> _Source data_
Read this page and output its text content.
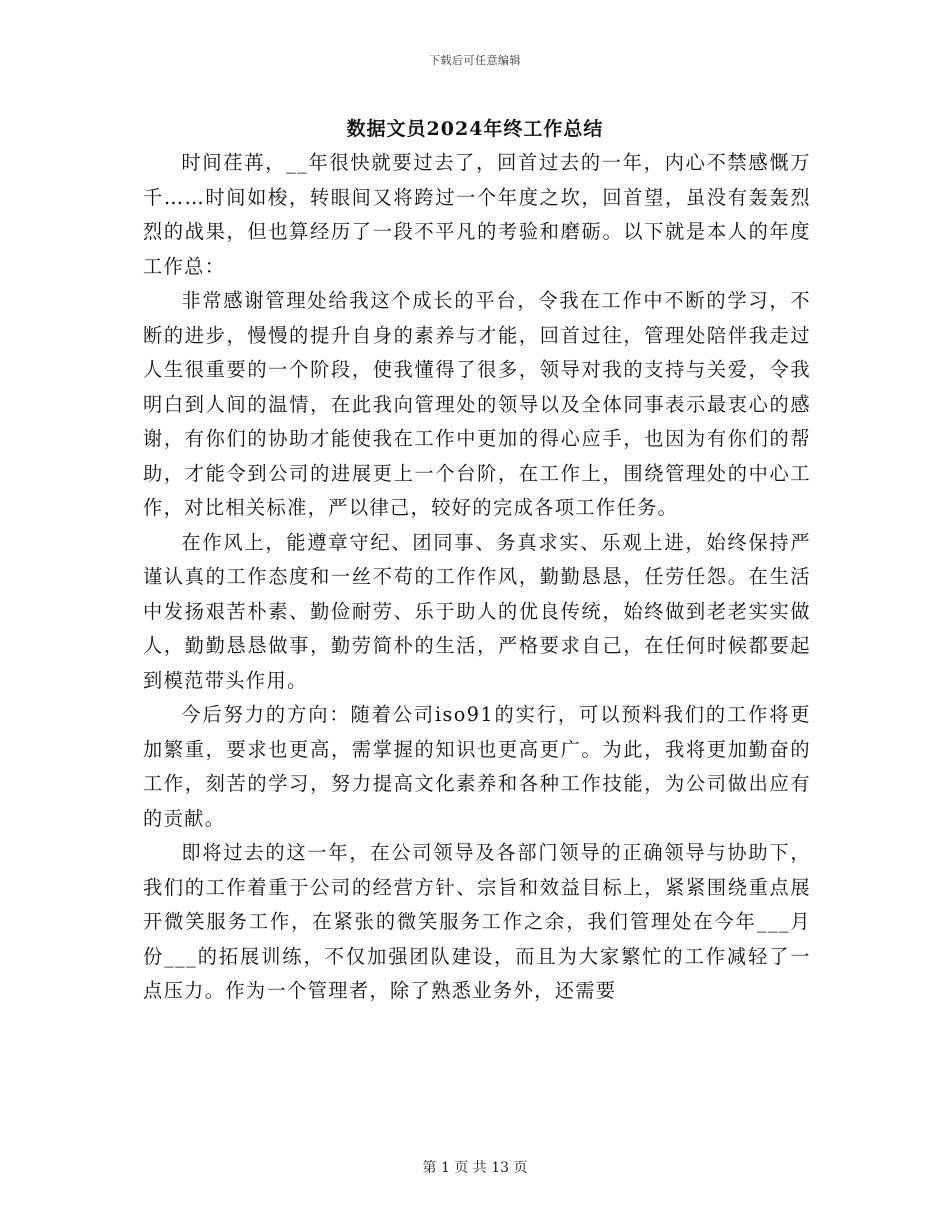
下载后可任意编辑
数据文员2024年终工作总结

时间荏苒，__年很快就要过去了，回首过去的一年，内心不禁感慨万千……时间如梭，转眼间又将跨过一个年度之坎，回首望，虽没有轰轰烈烈的战果，但也算经历了一段不平凡的考验和磨砺。以下就是本人的年度工作总：

非常感谢管理处给我这个成长的平台，令我在工作中不断的学习，不断的进步，慢慢的提升自身的素养与才能，回首过往，管理处陪伴我走过人生很重要的一个阶段，使我懂得了很多，领导对我的支持与关爱，令我明白到人间的温情，在此我向管理处的领导以及全体同事表示最衷心的感谢，有你们的协助才能使我在工作中更加的得心应手，也因为有你们的帮助，才能令到公司的进展更上一个台阶，在工作上，围绕管理处的中心工作，对比相关标准，严以律己，较好的完成各项工作任务。

在作风上，能遵章守纪、团同事、务真求实、乐观上进，始终保持严谨认真的工作态度和一丝不苟的工作作风，勤勤恳恳，任劳任怨。在生活中发扬艰苦朴素、勤俭耐劳、乐于助人的优良传统，始终做到老老实实做人，勤勤恳恳做事，勤劳简朴的生活，严格要求自己，在任何时候都要起到模范带头作用。

今后努力的方向：随着公司iso91的实行，可以预料我们的工作将更加繁重，要求也更高，需掌握的知识也更高更广。为此，我将更加勤奋的工作，刻苦的学习，努力提高文化素养和各种工作技能，为公司做出应有的贡献。

即将过去的这一年，在公司领导及各部门领导的正确领导与协助下，我们的工作着重于公司的经营方针、宗旨和效益目标上，紧紧围绕重点展开微笑服务工作，在紧张的微笑服务工作之余，我们管理处在今年___月份___的拓展训练，不仅加强团队建设，而且为大家繁忙的工作减轻了一点压力。作为一个管理者，除了熟悉业务外，还需要

第 1 页 共 13 页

> _Brief_
Write every entry out again exactly, dropping the pictures.

> _Exercise answer_
Read this page and output its text content.
下载后可任意编辑
数据文员2024年终工作总结

时间荏苒，__年很快就要过去了，回首过去的一年，内心不禁感慨万千……时间如梭，转眼间又将跨过一个年度之坎，回首望，虽没有轰轰烈烈的战果，但也算经历了一段不平凡的考验和磨砺。以下就是本人的年度工作总：

非常感谢管理处给我这个成长的平台，令我在工作中不断的学习，不断的进步，慢慢的提升自身的素养与才能，回首过往，管理处陪伴我走过人生很重要的一个阶段，使我懂得了很多，领导对我的支持与关爱，令我明白到人间的温情，在此我向管理处的领导以及全体同事表示最衷心的感谢，有你们的协助才能使我在工作中更加的得心应手，也因为有你们的帮助，才能令到公司的进展更上一个台阶，在工作上，围绕管理处的中心工作，对比相关标准，严以律己，较好的完成各项工作任务。

在作风上，能遵章守纪、团同事、务真求实、乐观上进，始终保持严谨认真的工作态度和一丝不苟的工作作风，勤勤恳恳，任劳任怨。在生活中发扬艰苦朴素、勤俭耐劳、乐于助人的优良传统，始终做到老老实实做人，勤勤恳恳做事，勤劳简朴的生活，严格要求自己，在任何时候都要起到模范带头作用。

今后努力的方向：随着公司iso91的实行，可以预料我们的工作将更加繁重，要求也更高，需掌握的知识也更高更广。为此，我将更加勤奋的工作，刻苦的学习，努力提高文化素养和各种工作技能，为公司做出应有的贡献。

即将过去的这一年，在公司领导及各部门领导的正确领导与协助下，我们的工作着重于公司的经营方针、宗旨和效益目标上，紧紧围绕重点展开微笑服务工作，在紧张的微笑服务工作之余，我们管理处在今年___月份___的拓展训练，不仅加强团队建设，而且为大家繁忙的工作减轻了一点压力。作为一个管理者，除了熟悉业务外，还需要

第 1 页 共 13 页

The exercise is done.